Given problem >> Leave the pictures out, and retype all of the material exactly as written.

Items listed in a dataset:
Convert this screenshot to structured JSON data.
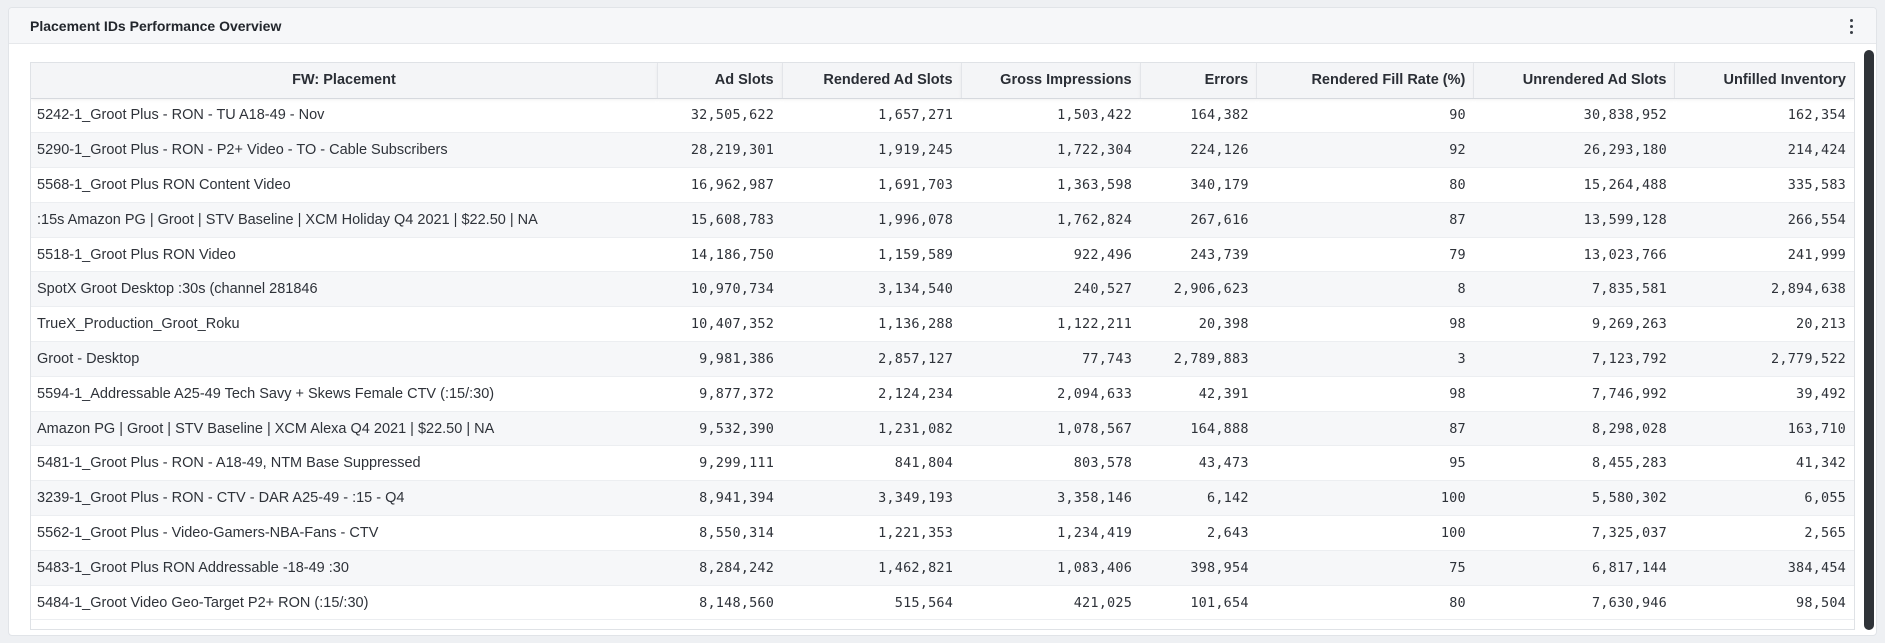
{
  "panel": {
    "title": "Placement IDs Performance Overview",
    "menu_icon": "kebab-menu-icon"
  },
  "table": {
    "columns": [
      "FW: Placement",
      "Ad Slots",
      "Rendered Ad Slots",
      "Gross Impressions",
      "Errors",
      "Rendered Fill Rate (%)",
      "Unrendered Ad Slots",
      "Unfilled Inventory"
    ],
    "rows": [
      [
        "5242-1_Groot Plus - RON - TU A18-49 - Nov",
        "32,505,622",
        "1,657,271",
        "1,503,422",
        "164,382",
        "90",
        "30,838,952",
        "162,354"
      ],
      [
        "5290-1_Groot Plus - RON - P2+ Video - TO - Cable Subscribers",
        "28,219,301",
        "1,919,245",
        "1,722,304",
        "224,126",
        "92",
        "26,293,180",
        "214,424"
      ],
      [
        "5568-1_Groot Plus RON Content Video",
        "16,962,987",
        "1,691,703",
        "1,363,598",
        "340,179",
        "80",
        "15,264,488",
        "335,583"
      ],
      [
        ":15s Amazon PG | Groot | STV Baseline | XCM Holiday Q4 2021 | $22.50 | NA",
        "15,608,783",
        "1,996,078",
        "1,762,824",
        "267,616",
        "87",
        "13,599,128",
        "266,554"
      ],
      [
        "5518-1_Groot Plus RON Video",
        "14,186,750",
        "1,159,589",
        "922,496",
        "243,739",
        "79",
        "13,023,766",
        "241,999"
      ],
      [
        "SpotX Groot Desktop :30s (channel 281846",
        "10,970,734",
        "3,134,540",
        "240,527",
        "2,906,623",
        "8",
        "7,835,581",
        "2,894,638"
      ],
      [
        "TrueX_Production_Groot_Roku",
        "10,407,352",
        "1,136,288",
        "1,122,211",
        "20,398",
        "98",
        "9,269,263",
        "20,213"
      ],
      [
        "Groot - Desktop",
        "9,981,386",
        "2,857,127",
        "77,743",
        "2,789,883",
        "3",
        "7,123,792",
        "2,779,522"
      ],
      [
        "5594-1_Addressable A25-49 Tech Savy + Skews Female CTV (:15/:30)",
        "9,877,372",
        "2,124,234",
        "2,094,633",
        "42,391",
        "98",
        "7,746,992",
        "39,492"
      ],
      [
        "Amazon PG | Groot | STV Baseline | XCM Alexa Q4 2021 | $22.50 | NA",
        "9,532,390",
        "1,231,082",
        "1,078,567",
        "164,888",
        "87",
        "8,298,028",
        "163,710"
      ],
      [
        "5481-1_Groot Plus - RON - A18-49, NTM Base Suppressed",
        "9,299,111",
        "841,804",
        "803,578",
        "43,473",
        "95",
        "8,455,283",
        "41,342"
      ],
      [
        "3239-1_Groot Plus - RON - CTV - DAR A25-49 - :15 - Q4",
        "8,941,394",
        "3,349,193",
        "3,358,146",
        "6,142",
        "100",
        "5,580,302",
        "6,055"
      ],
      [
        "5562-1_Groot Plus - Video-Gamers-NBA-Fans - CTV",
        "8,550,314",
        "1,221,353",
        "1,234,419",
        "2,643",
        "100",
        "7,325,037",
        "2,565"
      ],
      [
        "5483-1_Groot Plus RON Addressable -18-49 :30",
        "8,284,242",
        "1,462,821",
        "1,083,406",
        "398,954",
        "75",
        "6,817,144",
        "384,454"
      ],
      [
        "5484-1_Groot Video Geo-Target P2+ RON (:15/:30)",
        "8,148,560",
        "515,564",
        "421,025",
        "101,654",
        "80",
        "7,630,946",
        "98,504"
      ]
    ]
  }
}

Correct answer >>
Convert this screenshot to structured JSON data.
{
  "panel": {
    "title": "Placement IDs Performance Overview",
    "menu_icon": "kebab-menu-icon"
  },
  "table": {
    "columns": [
      "FW: Placement",
      "Ad Slots",
      "Rendered Ad Slots",
      "Gross Impressions",
      "Errors",
      "Rendered Fill Rate (%)",
      "Unrendered Ad Slots",
      "Unfilled Inventory"
    ],
    "rows": [
      [
        "5242-1_Groot Plus - RON - TU A18-49 - Nov",
        "32,505,622",
        "1,657,271",
        "1,503,422",
        "164,382",
        "90",
        "30,838,952",
        "162,354"
      ],
      [
        "5290-1_Groot Plus - RON - P2+ Video - TO - Cable Subscribers",
        "28,219,301",
        "1,919,245",
        "1,722,304",
        "224,126",
        "92",
        "26,293,180",
        "214,424"
      ],
      [
        "5568-1_Groot Plus RON Content Video",
        "16,962,987",
        "1,691,703",
        "1,363,598",
        "340,179",
        "80",
        "15,264,488",
        "335,583"
      ],
      [
        ":15s Amazon PG | Groot | STV Baseline | XCM Holiday Q4 2021 | $22.50 | NA",
        "15,608,783",
        "1,996,078",
        "1,762,824",
        "267,616",
        "87",
        "13,599,128",
        "266,554"
      ],
      [
        "5518-1_Groot Plus RON Video",
        "14,186,750",
        "1,159,589",
        "922,496",
        "243,739",
        "79",
        "13,023,766",
        "241,999"
      ],
      [
        "SpotX Groot Desktop :30s (channel 281846",
        "10,970,734",
        "3,134,540",
        "240,527",
        "2,906,623",
        "8",
        "7,835,581",
        "2,894,638"
      ],
      [
        "TrueX_Production_Groot_Roku",
        "10,407,352",
        "1,136,288",
        "1,122,211",
        "20,398",
        "98",
        "9,269,263",
        "20,213"
      ],
      [
        "Groot - Desktop",
        "9,981,386",
        "2,857,127",
        "77,743",
        "2,789,883",
        "3",
        "7,123,792",
        "2,779,522"
      ],
      [
        "5594-1_Addressable A25-49 Tech Savy + Skews Female CTV (:15/:30)",
        "9,877,372",
        "2,124,234",
        "2,094,633",
        "42,391",
        "98",
        "7,746,992",
        "39,492"
      ],
      [
        "Amazon PG | Groot | STV Baseline | XCM Alexa Q4 2021 | $22.50 | NA",
        "9,532,390",
        "1,231,082",
        "1,078,567",
        "164,888",
        "87",
        "8,298,028",
        "163,710"
      ],
      [
        "5481-1_Groot Plus - RON - A18-49, NTM Base Suppressed",
        "9,299,111",
        "841,804",
        "803,578",
        "43,473",
        "95",
        "8,455,283",
        "41,342"
      ],
      [
        "3239-1_Groot Plus - RON - CTV - DAR A25-49 - :15 - Q4",
        "8,941,394",
        "3,349,193",
        "3,358,146",
        "6,142",
        "100",
        "5,580,302",
        "6,055"
      ],
      [
        "5562-1_Groot Plus - Video-Gamers-NBA-Fans - CTV",
        "8,550,314",
        "1,221,353",
        "1,234,419",
        "2,643",
        "100",
        "7,325,037",
        "2,565"
      ],
      [
        "5483-1_Groot Plus RON Addressable -18-49 :30",
        "8,284,242",
        "1,462,821",
        "1,083,406",
        "398,954",
        "75",
        "6,817,144",
        "384,454"
      ],
      [
        "5484-1_Groot Video Geo-Target P2+ RON (:15/:30)",
        "8,148,560",
        "515,564",
        "421,025",
        "101,654",
        "80",
        "7,630,946",
        "98,504"
      ]
    ]
  }
}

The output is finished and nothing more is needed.